#### The task:
Repeat every line below exactly, word for word.

#### Available records:
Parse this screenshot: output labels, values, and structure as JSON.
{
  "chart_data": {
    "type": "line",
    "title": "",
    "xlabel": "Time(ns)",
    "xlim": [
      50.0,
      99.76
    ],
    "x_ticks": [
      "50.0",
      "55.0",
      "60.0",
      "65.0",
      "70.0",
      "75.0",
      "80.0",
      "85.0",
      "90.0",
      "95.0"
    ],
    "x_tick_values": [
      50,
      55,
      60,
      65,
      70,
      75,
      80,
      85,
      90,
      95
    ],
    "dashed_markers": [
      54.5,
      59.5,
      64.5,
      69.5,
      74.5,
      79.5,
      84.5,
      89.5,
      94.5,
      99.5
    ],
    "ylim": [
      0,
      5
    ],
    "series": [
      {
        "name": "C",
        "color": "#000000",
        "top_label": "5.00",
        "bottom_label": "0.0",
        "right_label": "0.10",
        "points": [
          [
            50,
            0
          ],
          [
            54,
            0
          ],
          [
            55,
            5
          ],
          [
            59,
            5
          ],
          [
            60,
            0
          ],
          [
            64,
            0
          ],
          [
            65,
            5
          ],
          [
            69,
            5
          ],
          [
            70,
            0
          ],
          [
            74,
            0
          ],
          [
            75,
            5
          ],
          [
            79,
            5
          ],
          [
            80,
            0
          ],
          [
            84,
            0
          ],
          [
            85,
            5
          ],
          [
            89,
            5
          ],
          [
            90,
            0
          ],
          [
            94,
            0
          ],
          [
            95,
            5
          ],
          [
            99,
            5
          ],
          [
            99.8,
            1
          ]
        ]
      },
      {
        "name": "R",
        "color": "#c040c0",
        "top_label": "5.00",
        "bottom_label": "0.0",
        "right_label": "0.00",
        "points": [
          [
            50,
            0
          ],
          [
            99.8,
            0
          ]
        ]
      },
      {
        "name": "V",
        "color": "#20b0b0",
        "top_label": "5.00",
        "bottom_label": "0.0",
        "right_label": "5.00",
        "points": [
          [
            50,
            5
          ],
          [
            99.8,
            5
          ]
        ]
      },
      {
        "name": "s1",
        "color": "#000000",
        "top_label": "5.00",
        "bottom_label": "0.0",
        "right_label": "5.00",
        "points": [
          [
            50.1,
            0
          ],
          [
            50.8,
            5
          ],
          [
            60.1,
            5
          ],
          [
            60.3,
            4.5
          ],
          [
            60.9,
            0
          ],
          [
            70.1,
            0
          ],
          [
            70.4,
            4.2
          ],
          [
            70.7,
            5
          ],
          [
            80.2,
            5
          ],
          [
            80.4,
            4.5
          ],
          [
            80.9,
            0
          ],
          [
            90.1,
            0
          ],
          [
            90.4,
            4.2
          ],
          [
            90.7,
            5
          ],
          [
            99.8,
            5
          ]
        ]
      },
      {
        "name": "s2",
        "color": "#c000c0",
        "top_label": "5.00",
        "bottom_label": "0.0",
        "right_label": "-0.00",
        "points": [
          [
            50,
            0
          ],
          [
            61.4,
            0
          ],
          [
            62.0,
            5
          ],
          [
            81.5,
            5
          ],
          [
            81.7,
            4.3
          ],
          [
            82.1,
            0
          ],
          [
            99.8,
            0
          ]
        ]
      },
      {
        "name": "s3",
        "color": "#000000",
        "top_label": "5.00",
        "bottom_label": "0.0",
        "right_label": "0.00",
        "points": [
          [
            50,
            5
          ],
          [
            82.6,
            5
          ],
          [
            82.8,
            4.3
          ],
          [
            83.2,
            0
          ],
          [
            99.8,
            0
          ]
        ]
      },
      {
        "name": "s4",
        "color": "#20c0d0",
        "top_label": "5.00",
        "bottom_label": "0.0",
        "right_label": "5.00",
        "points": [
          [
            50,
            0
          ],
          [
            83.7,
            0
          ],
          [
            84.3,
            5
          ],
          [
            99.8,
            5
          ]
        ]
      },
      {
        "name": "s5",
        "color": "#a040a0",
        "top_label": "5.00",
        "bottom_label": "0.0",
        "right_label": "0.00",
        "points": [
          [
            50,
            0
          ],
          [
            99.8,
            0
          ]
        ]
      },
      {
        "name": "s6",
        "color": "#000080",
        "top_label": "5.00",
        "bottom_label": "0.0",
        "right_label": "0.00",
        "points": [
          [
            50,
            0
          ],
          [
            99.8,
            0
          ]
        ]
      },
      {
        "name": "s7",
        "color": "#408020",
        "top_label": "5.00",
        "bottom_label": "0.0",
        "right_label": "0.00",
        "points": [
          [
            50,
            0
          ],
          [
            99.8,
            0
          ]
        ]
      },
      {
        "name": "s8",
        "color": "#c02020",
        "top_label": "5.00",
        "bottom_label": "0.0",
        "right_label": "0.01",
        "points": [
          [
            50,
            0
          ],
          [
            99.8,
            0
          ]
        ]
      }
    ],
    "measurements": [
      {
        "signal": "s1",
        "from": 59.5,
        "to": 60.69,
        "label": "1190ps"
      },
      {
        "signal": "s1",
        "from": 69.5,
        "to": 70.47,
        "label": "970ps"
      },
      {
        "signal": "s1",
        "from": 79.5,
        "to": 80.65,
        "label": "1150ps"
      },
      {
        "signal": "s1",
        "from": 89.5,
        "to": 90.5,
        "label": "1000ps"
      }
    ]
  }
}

#### Final answer:
Parse this screenshot: output labels, values, and structure as JSON.
{
  "chart_data": {
    "type": "line",
    "title": "",
    "xlabel": "Time(ns)",
    "xlim": [
      50.0,
      99.76
    ],
    "x_ticks": [
      "50.0",
      "55.0",
      "60.0",
      "65.0",
      "70.0",
      "75.0",
      "80.0",
      "85.0",
      "90.0",
      "95.0"
    ],
    "x_tick_values": [
      50,
      55,
      60,
      65,
      70,
      75,
      80,
      85,
      90,
      95
    ],
    "dashed_markers": [
      54.5,
      59.5,
      64.5,
      69.5,
      74.5,
      79.5,
      84.5,
      89.5,
      94.5,
      99.5
    ],
    "ylim": [
      0,
      5
    ],
    "series": [
      {
        "name": "C",
        "color": "#000000",
        "top_label": "5.00",
        "bottom_label": "0.0",
        "right_label": "0.10",
        "points": [
          [
            50,
            0
          ],
          [
            54,
            0
          ],
          [
            55,
            5
          ],
          [
            59,
            5
          ],
          [
            60,
            0
          ],
          [
            64,
            0
          ],
          [
            65,
            5
          ],
          [
            69,
            5
          ],
          [
            70,
            0
          ],
          [
            74,
            0
          ],
          [
            75,
            5
          ],
          [
            79,
            5
          ],
          [
            80,
            0
          ],
          [
            84,
            0
          ],
          [
            85,
            5
          ],
          [
            89,
            5
          ],
          [
            90,
            0
          ],
          [
            94,
            0
          ],
          [
            95,
            5
          ],
          [
            99,
            5
          ],
          [
            99.8,
            1
          ]
        ]
      },
      {
        "name": "R",
        "color": "#c040c0",
        "top_label": "5.00",
        "bottom_label": "0.0",
        "right_label": "0.00",
        "points": [
          [
            50,
            0
          ],
          [
            99.8,
            0
          ]
        ]
      },
      {
        "name": "V",
        "color": "#20b0b0",
        "top_label": "5.00",
        "bottom_label": "0.0",
        "right_label": "5.00",
        "points": [
          [
            50,
            5
          ],
          [
            99.8,
            5
          ]
        ]
      },
      {
        "name": "s1",
        "color": "#000000",
        "top_label": "5.00",
        "bottom_label": "0.0",
        "right_label": "5.00",
        "points": [
          [
            50.1,
            0
          ],
          [
            50.8,
            5
          ],
          [
            60.1,
            5
          ],
          [
            60.3,
            4.5
          ],
          [
            60.9,
            0
          ],
          [
            70.1,
            0
          ],
          [
            70.4,
            4.2
          ],
          [
            70.7,
            5
          ],
          [
            80.2,
            5
          ],
          [
            80.4,
            4.5
          ],
          [
            80.9,
            0
          ],
          [
            90.1,
            0
          ],
          [
            90.4,
            4.2
          ],
          [
            90.7,
            5
          ],
          [
            99.8,
            5
          ]
        ]
      },
      {
        "name": "s2",
        "color": "#c000c0",
        "top_label": "5.00",
        "bottom_label": "0.0",
        "right_label": "-0.00",
        "points": [
          [
            50,
            0
          ],
          [
            61.4,
            0
          ],
          [
            62.0,
            5
          ],
          [
            81.5,
            5
          ],
          [
            81.7,
            4.3
          ],
          [
            82.1,
            0
          ],
          [
            99.8,
            0
          ]
        ]
      },
      {
        "name": "s3",
        "color": "#000000",
        "top_label": "5.00",
        "bottom_label": "0.0",
        "right_label": "0.00",
        "points": [
          [
            50,
            5
          ],
          [
            82.6,
            5
          ],
          [
            82.8,
            4.3
          ],
          [
            83.2,
            0
          ],
          [
            99.8,
            0
          ]
        ]
      },
      {
        "name": "s4",
        "color": "#20c0d0",
        "top_label": "5.00",
        "bottom_label": "0.0",
        "right_label": "5.00",
        "points": [
          [
            50,
            0
          ],
          [
            83.7,
            0
          ],
          [
            84.3,
            5
          ],
          [
            99.8,
            5
          ]
        ]
      },
      {
        "name": "s5",
        "color": "#a040a0",
        "top_label": "5.00",
        "bottom_label": "0.0",
        "right_label": "0.00",
        "points": [
          [
            50,
            0
          ],
          [
            99.8,
            0
          ]
        ]
      },
      {
        "name": "s6",
        "color": "#000080",
        "top_label": "5.00",
        "bottom_label": "0.0",
        "right_label": "0.00",
        "points": [
          [
            50,
            0
          ],
          [
            99.8,
            0
          ]
        ]
      },
      {
        "name": "s7",
        "color": "#408020",
        "top_label": "5.00",
        "bottom_label": "0.0",
        "right_label": "0.00",
        "points": [
          [
            50,
            0
          ],
          [
            99.8,
            0
          ]
        ]
      },
      {
        "name": "s8",
        "color": "#c02020",
        "top_label": "5.00",
        "bottom_label": "0.0",
        "right_label": "0.01",
        "points": [
          [
            50,
            0
          ],
          [
            99.8,
            0
          ]
        ]
      }
    ],
    "measurements": [
      {
        "signal": "s1",
        "from": 59.5,
        "to": 60.69,
        "label": "1190ps"
      },
      {
        "signal": "s1",
        "from": 69.5,
        "to": 70.47,
        "label": "970ps"
      },
      {
        "signal": "s1",
        "from": 79.5,
        "to": 80.65,
        "label": "1150ps"
      },
      {
        "signal": "s1",
        "from": 89.5,
        "to": 90.5,
        "label": "1000ps"
      }
    ]
  }
}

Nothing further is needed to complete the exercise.